(Dataset records on visual material)
_____

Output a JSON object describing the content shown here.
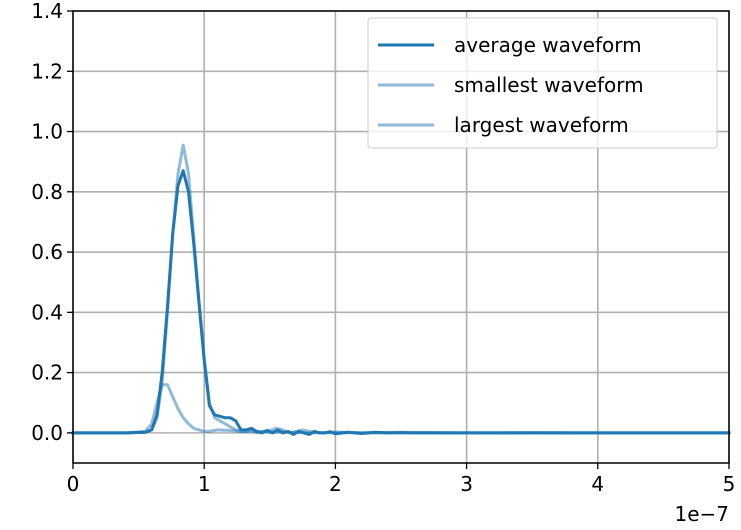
{
  "chart_data": {
    "type": "line",
    "title": "",
    "xlabel": "",
    "ylabel": "",
    "x_offset_label": "1e−7",
    "xlim": [
      0,
      5e-07
    ],
    "ylim": [
      -0.1,
      1.4
    ],
    "grid": true,
    "legend_position": "upper right",
    "x_ticks": [
      {
        "value": 0,
        "label": "0"
      },
      {
        "value": 1e-07,
        "label": "1"
      },
      {
        "value": 2e-07,
        "label": "2"
      },
      {
        "value": 3e-07,
        "label": "3"
      },
      {
        "value": 4e-07,
        "label": "4"
      },
      {
        "value": 5e-07,
        "label": "5"
      }
    ],
    "y_ticks": [
      {
        "value": 0.0,
        "label": "0.0"
      },
      {
        "value": 0.2,
        "label": "0.2"
      },
      {
        "value": 0.4,
        "label": "0.4"
      },
      {
        "value": 0.6,
        "label": "0.6"
      },
      {
        "value": 0.8,
        "label": "0.8"
      },
      {
        "value": 1.0,
        "label": "1.0"
      },
      {
        "value": 1.2,
        "label": "1.2"
      },
      {
        "value": 1.4,
        "label": "1.4"
      }
    ],
    "series": [
      {
        "name": "average waveform",
        "color": "#1f77b4",
        "opacity": 1.0,
        "x": [
          0,
          4e-08,
          5.5e-08,
          6e-08,
          6.4e-08,
          6.8e-08,
          7.2e-08,
          7.6e-08,
          8e-08,
          8.4e-08,
          8.8e-08,
          9.2e-08,
          9.6e-08,
          1e-07,
          1.04e-07,
          1.08e-07,
          1.12e-07,
          1.16e-07,
          1.2e-07,
          1.24e-07,
          1.28e-07,
          1.32e-07,
          1.36e-07,
          1.4e-07,
          1.44e-07,
          1.48e-07,
          1.52e-07,
          1.56e-07,
          1.6e-07,
          1.64e-07,
          1.68e-07,
          1.72e-07,
          1.76e-07,
          1.8e-07,
          1.84e-07,
          1.88e-07,
          1.92e-07,
          1.96e-07,
          2e-07,
          2.1e-07,
          2.2e-07,
          2.3e-07,
          2.4e-07,
          2.5e-07,
          2.6e-07,
          2.8e-07,
          3e-07,
          3.2e-07,
          3.4e-07,
          3.6e-07,
          3.8e-07,
          4e-07,
          4.5e-07,
          5e-07
        ],
        "y": [
          0.0,
          0.0,
          0.002,
          0.01,
          0.06,
          0.2,
          0.42,
          0.66,
          0.82,
          0.87,
          0.8,
          0.63,
          0.43,
          0.24,
          0.09,
          0.06,
          0.055,
          0.05,
          0.05,
          0.04,
          0.01,
          0.01,
          0.015,
          0.005,
          0.0,
          0.008,
          0.0,
          0.01,
          0.0,
          0.005,
          -0.005,
          0.005,
          0.0,
          -0.005,
          0.005,
          0.0,
          0.0,
          0.004,
          -0.003,
          0.002,
          -0.002,
          0.002,
          0.0,
          0.001,
          0.0,
          0.0,
          0.0,
          0.0,
          0.0,
          0.0,
          0.0,
          0.0,
          0.0,
          0.0
        ]
      },
      {
        "name": "smallest waveform",
        "color": "#1f77b4",
        "opacity": 0.5,
        "x": [
          0,
          4e-08,
          5.5e-08,
          6e-08,
          6.4e-08,
          6.8e-08,
          7.2e-08,
          7.6e-08,
          8e-08,
          8.4e-08,
          8.8e-08,
          9.2e-08,
          9.6e-08,
          1e-07,
          1.04e-07,
          1.1e-07,
          1.2e-07,
          1.3e-07,
          1.4e-07,
          1.5e-07,
          1.6e-07,
          1.8e-07,
          2e-07,
          2.5e-07,
          3e-07,
          4e-07,
          5e-07
        ],
        "y": [
          0.0,
          0.0,
          0.005,
          0.03,
          0.1,
          0.16,
          0.16,
          0.12,
          0.08,
          0.05,
          0.03,
          0.015,
          0.01,
          0.005,
          0.005,
          0.01,
          0.008,
          0.004,
          0.005,
          0.002,
          0.003,
          0.0,
          0.001,
          0.0,
          0.0,
          0.0,
          0.0
        ]
      },
      {
        "name": "largest waveform",
        "color": "#1f77b4",
        "opacity": 0.5,
        "x": [
          0,
          4e-08,
          5.5e-08,
          6e-08,
          6.4e-08,
          6.8e-08,
          7.2e-08,
          7.6e-08,
          8e-08,
          8.4e-08,
          8.8e-08,
          9.2e-08,
          9.6e-08,
          1e-07,
          1.04e-07,
          1.08e-07,
          1.12e-07,
          1.16e-07,
          1.2e-07,
          1.24e-07,
          1.28e-07,
          1.32e-07,
          1.36e-07,
          1.4e-07,
          1.45e-07,
          1.5e-07,
          1.55e-07,
          1.6e-07,
          1.65e-07,
          1.7e-07,
          1.75e-07,
          1.8e-07,
          1.9e-07,
          2e-07,
          2.2e-07,
          2.5e-07,
          3e-07,
          3.5e-07,
          4e-07,
          4.5e-07,
          5e-07
        ],
        "y": [
          0.0,
          0.0,
          0.002,
          0.01,
          0.05,
          0.17,
          0.4,
          0.66,
          0.86,
          0.955,
          0.86,
          0.65,
          0.44,
          0.25,
          0.1,
          0.05,
          0.04,
          0.03,
          0.02,
          0.01,
          0.005,
          0.005,
          0.01,
          0.0,
          0.005,
          0.008,
          0.015,
          0.01,
          0.0,
          0.005,
          0.01,
          0.005,
          0.0,
          0.003,
          0.0,
          0.002,
          0.0,
          0.001,
          0.0,
          0.0,
          0.0
        ]
      }
    ]
  }
}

_____

● **Aim of the task**
Omit the pictures and reproduce the listing exactly.

● **Response to this exercise**
Output a JSON object describing the content shown here.
{
  "chart_data": {
    "type": "line",
    "title": "",
    "xlabel": "",
    "ylabel": "",
    "x_offset_label": "1e−7",
    "xlim": [
      0,
      5e-07
    ],
    "ylim": [
      -0.1,
      1.4
    ],
    "grid": true,
    "legend_position": "upper right",
    "x_ticks": [
      {
        "value": 0,
        "label": "0"
      },
      {
        "value": 1e-07,
        "label": "1"
      },
      {
        "value": 2e-07,
        "label": "2"
      },
      {
        "value": 3e-07,
        "label": "3"
      },
      {
        "value": 4e-07,
        "label": "4"
      },
      {
        "value": 5e-07,
        "label": "5"
      }
    ],
    "y_ticks": [
      {
        "value": 0.0,
        "label": "0.0"
      },
      {
        "value": 0.2,
        "label": "0.2"
      },
      {
        "value": 0.4,
        "label": "0.4"
      },
      {
        "value": 0.6,
        "label": "0.6"
      },
      {
        "value": 0.8,
        "label": "0.8"
      },
      {
        "value": 1.0,
        "label": "1.0"
      },
      {
        "value": 1.2,
        "label": "1.2"
      },
      {
        "value": 1.4,
        "label": "1.4"
      }
    ],
    "series": [
      {
        "name": "average waveform",
        "color": "#1f77b4",
        "opacity": 1.0,
        "x": [
          0,
          4e-08,
          5.5e-08,
          6e-08,
          6.4e-08,
          6.8e-08,
          7.2e-08,
          7.6e-08,
          8e-08,
          8.4e-08,
          8.8e-08,
          9.2e-08,
          9.6e-08,
          1e-07,
          1.04e-07,
          1.08e-07,
          1.12e-07,
          1.16e-07,
          1.2e-07,
          1.24e-07,
          1.28e-07,
          1.32e-07,
          1.36e-07,
          1.4e-07,
          1.44e-07,
          1.48e-07,
          1.52e-07,
          1.56e-07,
          1.6e-07,
          1.64e-07,
          1.68e-07,
          1.72e-07,
          1.76e-07,
          1.8e-07,
          1.84e-07,
          1.88e-07,
          1.92e-07,
          1.96e-07,
          2e-07,
          2.1e-07,
          2.2e-07,
          2.3e-07,
          2.4e-07,
          2.5e-07,
          2.6e-07,
          2.8e-07,
          3e-07,
          3.2e-07,
          3.4e-07,
          3.6e-07,
          3.8e-07,
          4e-07,
          4.5e-07,
          5e-07
        ],
        "y": [
          0.0,
          0.0,
          0.002,
          0.01,
          0.06,
          0.2,
          0.42,
          0.66,
          0.82,
          0.87,
          0.8,
          0.63,
          0.43,
          0.24,
          0.09,
          0.06,
          0.055,
          0.05,
          0.05,
          0.04,
          0.01,
          0.01,
          0.015,
          0.005,
          0.0,
          0.008,
          0.0,
          0.01,
          0.0,
          0.005,
          -0.005,
          0.005,
          0.0,
          -0.005,
          0.005,
          0.0,
          0.0,
          0.004,
          -0.003,
          0.002,
          -0.002,
          0.002,
          0.0,
          0.001,
          0.0,
          0.0,
          0.0,
          0.0,
          0.0,
          0.0,
          0.0,
          0.0,
          0.0,
          0.0
        ]
      },
      {
        "name": "smallest waveform",
        "color": "#1f77b4",
        "opacity": 0.5,
        "x": [
          0,
          4e-08,
          5.5e-08,
          6e-08,
          6.4e-08,
          6.8e-08,
          7.2e-08,
          7.6e-08,
          8e-08,
          8.4e-08,
          8.8e-08,
          9.2e-08,
          9.6e-08,
          1e-07,
          1.04e-07,
          1.1e-07,
          1.2e-07,
          1.3e-07,
          1.4e-07,
          1.5e-07,
          1.6e-07,
          1.8e-07,
          2e-07,
          2.5e-07,
          3e-07,
          4e-07,
          5e-07
        ],
        "y": [
          0.0,
          0.0,
          0.005,
          0.03,
          0.1,
          0.16,
          0.16,
          0.12,
          0.08,
          0.05,
          0.03,
          0.015,
          0.01,
          0.005,
          0.005,
          0.01,
          0.008,
          0.004,
          0.005,
          0.002,
          0.003,
          0.0,
          0.001,
          0.0,
          0.0,
          0.0,
          0.0
        ]
      },
      {
        "name": "largest waveform",
        "color": "#1f77b4",
        "opacity": 0.5,
        "x": [
          0,
          4e-08,
          5.5e-08,
          6e-08,
          6.4e-08,
          6.8e-08,
          7.2e-08,
          7.6e-08,
          8e-08,
          8.4e-08,
          8.8e-08,
          9.2e-08,
          9.6e-08,
          1e-07,
          1.04e-07,
          1.08e-07,
          1.12e-07,
          1.16e-07,
          1.2e-07,
          1.24e-07,
          1.28e-07,
          1.32e-07,
          1.36e-07,
          1.4e-07,
          1.45e-07,
          1.5e-07,
          1.55e-07,
          1.6e-07,
          1.65e-07,
          1.7e-07,
          1.75e-07,
          1.8e-07,
          1.9e-07,
          2e-07,
          2.2e-07,
          2.5e-07,
          3e-07,
          3.5e-07,
          4e-07,
          4.5e-07,
          5e-07
        ],
        "y": [
          0.0,
          0.0,
          0.002,
          0.01,
          0.05,
          0.17,
          0.4,
          0.66,
          0.86,
          0.955,
          0.86,
          0.65,
          0.44,
          0.25,
          0.1,
          0.05,
          0.04,
          0.03,
          0.02,
          0.01,
          0.005,
          0.005,
          0.01,
          0.0,
          0.005,
          0.008,
          0.015,
          0.01,
          0.0,
          0.005,
          0.01,
          0.005,
          0.0,
          0.003,
          0.0,
          0.002,
          0.0,
          0.001,
          0.0,
          0.0,
          0.0
        ]
      }
    ]
  }
}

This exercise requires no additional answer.